信息运用:
(A) 根据VCTK介绍，每位说话人大约朗读多少个句子？
(B) 请把VCTK介绍中以"大部分句子都是从《先驱报》"开头的那一段改写成要点列表，保留主要信息。
(C) 按照VCTK介绍的说法，报纸部分的句子为什么用贪婪算法来挑选？

文本摘录:

··········

语音数据集2-VCTK多人音频

VCTK

VCTK全称是Centre for Speech Technology Voice Cloning Toolkit (CSTR's VCTK Corpus),即语音克隆工具包。

1. 简介

数据是109 位英语母语人士（不同口音）。每位朗读大约 400 句子

大部分句子都是从《先驱报》(格拉斯哥)选出，外加一段彩虹段落 和一段方言识别段落。报纸部分，每人朗读不同句子，句子是用贪婪算法选择，最大限度地覆盖上下文和语音。彩虹段落和引出段落对所有发言人来说都是相同的。

1.1 《彩虹段落》（The Rainbow Passage）

语音语言学的经典文本段落，广泛用于语音研究、语言治疗、语音合成和语音识别等。该文本具有多样的语音特征和语言内容。

音素 - 包含了英语中广泛的音素（即语音的最小单位），包括元音、辅音以及它们的各种组合。
发音变化 - 句子结构和内容设计使说话者需要不同的发音模式，展现语音多样性。
语法: 段落包含了复杂的句法结构，如复合句和从句，有助于研究语音在不同语法环境下的表现。
词汇: 涵盖了多种词汇和表达，适合测试语言的流畅性和准确性。
内容: 涵盖彩虹相关自然现象、文化传说，历史解释、隐喻等。

段落原文：

txt 复制代码

When the sunlight strikes raindrops in the air, they act as a prism and form a rainbow. The rainbow is a division of white light into many beautiful colors.  These take the shape of a long round arch, with its path high above, and its two ends apparently beyond the horizon. There is , according to legend, a boiling pot of gold at one end. People look, but no one ever finds it.  When a man looks for something beyond his reach, his friends say he is looking for the pot of gold at the end of the rainbow.

Throughout the centuries people have explained the rainbow in various ways. Some have accepted it as a miracle without physical explanation. To the Hebrews it was a token that there would be no more universal floods. The Greeks used to imagine that it was a sign from the gods to foretell war or heavy rain. The Norsemen considered
the rainbow as a bridge over which the gods passed from earth to their home in the sky.  Others have tried to explain the phenomenon physically. Aristotle thought that the rainbow was caused by reflection of the sun's rays by the rain. Since then physicists have found that it is not reflection, but refraction by the raindrops which causes the rainbows. Many complicated ideas about the rainbow have been formed.

··········

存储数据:
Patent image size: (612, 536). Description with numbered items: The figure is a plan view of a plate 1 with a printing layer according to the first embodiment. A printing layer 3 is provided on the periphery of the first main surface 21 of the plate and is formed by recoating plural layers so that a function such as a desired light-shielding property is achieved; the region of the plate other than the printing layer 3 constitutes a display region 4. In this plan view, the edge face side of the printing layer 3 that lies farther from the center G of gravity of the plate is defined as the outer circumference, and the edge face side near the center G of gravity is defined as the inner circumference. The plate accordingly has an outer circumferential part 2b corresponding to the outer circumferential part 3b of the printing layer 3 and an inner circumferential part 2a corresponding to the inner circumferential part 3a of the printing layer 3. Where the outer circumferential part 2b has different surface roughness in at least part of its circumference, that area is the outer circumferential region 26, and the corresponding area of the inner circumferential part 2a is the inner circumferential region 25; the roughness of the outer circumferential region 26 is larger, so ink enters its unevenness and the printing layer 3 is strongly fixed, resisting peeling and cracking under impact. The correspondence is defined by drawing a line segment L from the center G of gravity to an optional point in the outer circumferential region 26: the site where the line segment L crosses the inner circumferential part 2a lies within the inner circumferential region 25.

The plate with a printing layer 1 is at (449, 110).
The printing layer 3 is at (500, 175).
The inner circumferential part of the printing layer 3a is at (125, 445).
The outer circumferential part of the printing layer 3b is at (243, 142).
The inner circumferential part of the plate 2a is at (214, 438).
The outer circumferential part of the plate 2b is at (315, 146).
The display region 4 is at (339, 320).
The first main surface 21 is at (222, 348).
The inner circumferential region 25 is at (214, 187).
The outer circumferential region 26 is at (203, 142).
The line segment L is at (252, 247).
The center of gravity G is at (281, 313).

··········

任务结果:
(A) 每位说话人大约朗读400个句子。

(B)
- 大部分句子选自《先驱报》(格拉斯哥)。
- 另外还有一段彩虹段落和一段方言识别段落。
- 报纸部分每人朗读的句子各不相同，用贪婪算法挑选，以最大限度覆盖上下文和语音。
- 彩虹段落和引出段落对所有发言人都相同。

(C) 用贪婪算法挑选句子，是为了最大限度地覆盖上下文和语音。